__Excerpted records__:
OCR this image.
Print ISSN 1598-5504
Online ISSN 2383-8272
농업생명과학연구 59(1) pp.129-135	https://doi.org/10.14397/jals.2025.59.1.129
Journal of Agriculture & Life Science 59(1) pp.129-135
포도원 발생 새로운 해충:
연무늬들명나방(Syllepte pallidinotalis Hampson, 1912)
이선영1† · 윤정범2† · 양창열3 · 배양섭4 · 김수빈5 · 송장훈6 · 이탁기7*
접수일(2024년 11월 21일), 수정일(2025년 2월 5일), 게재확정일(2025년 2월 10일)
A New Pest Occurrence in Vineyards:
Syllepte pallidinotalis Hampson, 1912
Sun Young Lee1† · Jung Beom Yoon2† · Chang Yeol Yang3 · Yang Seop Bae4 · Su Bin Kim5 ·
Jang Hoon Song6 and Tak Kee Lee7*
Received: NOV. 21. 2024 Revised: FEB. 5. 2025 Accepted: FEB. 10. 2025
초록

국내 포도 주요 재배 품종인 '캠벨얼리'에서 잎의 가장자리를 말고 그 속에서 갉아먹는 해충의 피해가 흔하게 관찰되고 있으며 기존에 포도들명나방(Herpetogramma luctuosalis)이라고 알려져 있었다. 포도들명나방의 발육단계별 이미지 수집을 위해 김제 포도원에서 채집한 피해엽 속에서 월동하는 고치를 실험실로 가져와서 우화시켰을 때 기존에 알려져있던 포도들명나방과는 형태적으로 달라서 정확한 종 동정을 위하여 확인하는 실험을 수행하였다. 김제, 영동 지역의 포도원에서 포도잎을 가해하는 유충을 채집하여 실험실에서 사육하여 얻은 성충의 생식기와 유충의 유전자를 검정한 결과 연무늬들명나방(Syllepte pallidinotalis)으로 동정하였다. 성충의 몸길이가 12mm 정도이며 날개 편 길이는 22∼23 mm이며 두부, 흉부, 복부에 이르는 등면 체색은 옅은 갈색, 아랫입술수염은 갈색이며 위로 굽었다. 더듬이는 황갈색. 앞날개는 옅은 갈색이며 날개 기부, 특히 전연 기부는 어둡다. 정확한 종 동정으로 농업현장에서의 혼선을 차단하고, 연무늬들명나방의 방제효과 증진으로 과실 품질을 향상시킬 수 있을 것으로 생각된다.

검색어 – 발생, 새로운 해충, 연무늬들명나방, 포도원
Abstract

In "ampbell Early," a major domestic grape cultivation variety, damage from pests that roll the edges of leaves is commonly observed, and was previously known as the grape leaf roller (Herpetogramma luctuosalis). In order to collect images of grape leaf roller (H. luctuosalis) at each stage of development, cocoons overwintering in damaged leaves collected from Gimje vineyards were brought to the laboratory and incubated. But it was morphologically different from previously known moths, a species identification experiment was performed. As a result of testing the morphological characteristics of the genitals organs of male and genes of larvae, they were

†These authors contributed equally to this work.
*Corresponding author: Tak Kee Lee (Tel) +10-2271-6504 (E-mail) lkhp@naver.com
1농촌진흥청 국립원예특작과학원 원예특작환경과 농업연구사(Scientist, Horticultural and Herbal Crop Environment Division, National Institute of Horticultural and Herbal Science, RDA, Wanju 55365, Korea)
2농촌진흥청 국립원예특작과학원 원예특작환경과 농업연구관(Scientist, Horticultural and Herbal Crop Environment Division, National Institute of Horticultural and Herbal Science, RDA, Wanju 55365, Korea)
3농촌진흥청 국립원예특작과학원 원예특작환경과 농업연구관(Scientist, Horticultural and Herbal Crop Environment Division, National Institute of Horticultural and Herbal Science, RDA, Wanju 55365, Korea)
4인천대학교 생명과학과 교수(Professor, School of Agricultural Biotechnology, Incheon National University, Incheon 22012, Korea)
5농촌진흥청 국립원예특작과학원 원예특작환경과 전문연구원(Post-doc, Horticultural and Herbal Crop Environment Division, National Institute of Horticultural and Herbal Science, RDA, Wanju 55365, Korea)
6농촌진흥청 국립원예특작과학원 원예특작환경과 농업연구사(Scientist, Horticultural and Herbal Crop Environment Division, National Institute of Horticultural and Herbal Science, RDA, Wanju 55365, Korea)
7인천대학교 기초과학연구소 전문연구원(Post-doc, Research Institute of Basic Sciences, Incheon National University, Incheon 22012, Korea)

__The problem__:
An exact transcription of every record above is required.

__Result for this exercise__:
OCR this image.
Print ISSN 1598-5504
Online ISSN 2383-8272
농업생명과학연구 59(1) pp.129-135	https://doi.org/10.14397/jals.2025.59.1.129
Journal of Agriculture & Life Science 59(1) pp.129-135
포도원 발생 새로운 해충:
연무늬들명나방(Syllepte pallidinotalis Hampson, 1912)
이선영1† · 윤정범2† · 양창열3 · 배양섭4 · 김수빈5 · 송장훈6 · 이탁기7*
접수일(2024년 11월 21일), 수정일(2025년 2월 5일), 게재확정일(2025년 2월 10일)
A New Pest Occurrence in Vineyards:
Syllepte pallidinotalis Hampson, 1912
Sun Young Lee1† · Jung Beom Yoon2† · Chang Yeol Yang3 · Yang Seop Bae4 · Su Bin Kim5 ·
Jang Hoon Song6 and Tak Kee Lee7*
Received: NOV. 21. 2024 Revised: FEB. 5. 2025 Accepted: FEB. 10. 2025
초록

국내 포도 주요 재배 품종인 '캠벨얼리'에서 잎의 가장자리를 말고 그 속에서 갉아먹는 해충의 피해가 흔하게 관찰되고 있으며 기존에 포도들명나방(Herpetogramma luctuosalis)이라고 알려져 있었다. 포도들명나방의 발육단계별 이미지 수집을 위해 김제 포도원에서 채집한 피해엽 속에서 월동하는 고치를 실험실로 가져와서 우화시켰을 때 기존에 알려져있던 포도들명나방과는 형태적으로 달라서 정확한 종 동정을 위하여 확인하는 실험을 수행하였다. 김제, 영동 지역의 포도원에서 포도잎을 가해하는 유충을 채집하여 실험실에서 사육하여 얻은 성충의 생식기와 유충의 유전자를 검정한 결과 연무늬들명나방(Syllepte pallidinotalis)으로 동정하였다. 성충의 몸길이가 12mm 정도이며 날개 편 길이는 22∼23 mm이며 두부, 흉부, 복부에 이르는 등면 체색은 옅은 갈색, 아랫입술수염은 갈색이며 위로 굽었다. 더듬이는 황갈색. 앞날개는 옅은 갈색이며 날개 기부, 특히 전연 기부는 어둡다. 정확한 종 동정으로 농업현장에서의 혼선을 차단하고, 연무늬들명나방의 방제효과 증진으로 과실 품질을 향상시킬 수 있을 것으로 생각된다.

검색어 – 발생, 새로운 해충, 연무늬들명나방, 포도원
Abstract

In "ampbell Early," a major domestic grape cultivation variety, damage from pests that roll the edges of leaves is commonly observed, and was previously known as the grape leaf roller (Herpetogramma luctuosalis). In order to collect images of grape leaf roller (H. luctuosalis) at each stage of development, cocoons overwintering in damaged leaves collected from Gimje vineyards were brought to the laboratory and incubated. But it was morphologically different from previously known moths, a species identification experiment was performed. As a result of testing the morphological characteristics of the genitals organs of male and genes of larvae, they were

†These authors contributed equally to this work.
*Corresponding author: Tak Kee Lee (Tel) +10-2271-6504 (E-mail) lkhp@naver.com
1농촌진흥청 국립원예특작과학원 원예특작환경과 농업연구사(Scientist, Horticultural and Herbal Crop Environment Division, National Institute of Horticultural and Herbal Science, RDA, Wanju 55365, Korea)
2농촌진흥청 국립원예특작과학원 원예특작환경과 농업연구관(Scientist, Horticultural and Herbal Crop Environment Division, National Institute of Horticultural and Herbal Science, RDA, Wanju 55365, Korea)
3농촌진흥청 국립원예특작과학원 원예특작환경과 농업연구관(Scientist, Horticultural and Herbal Crop Environment Division, National Institute of Horticultural and Herbal Science, RDA, Wanju 55365, Korea)
4인천대학교 생명과학과 교수(Professor, School of Agricultural Biotechnology, Incheon National University, Incheon 22012, Korea)
5농촌진흥청 국립원예특작과학원 원예특작환경과 전문연구원(Post-doc, Horticultural and Herbal Crop Environment Division, National Institute of Horticultural and Herbal Science, RDA, Wanju 55365, Korea)
6농촌진흥청 국립원예특작과학원 원예특작환경과 농업연구사(Scientist, Horticultural and Herbal Crop Environment Division, National Institute of Horticultural and Herbal Science, RDA, Wanju 55365, Korea)
7인천대학교 기초과학연구소 전문연구원(Post-doc, Research Institute of Basic Sciences, Incheon National University, Incheon 22012, Korea)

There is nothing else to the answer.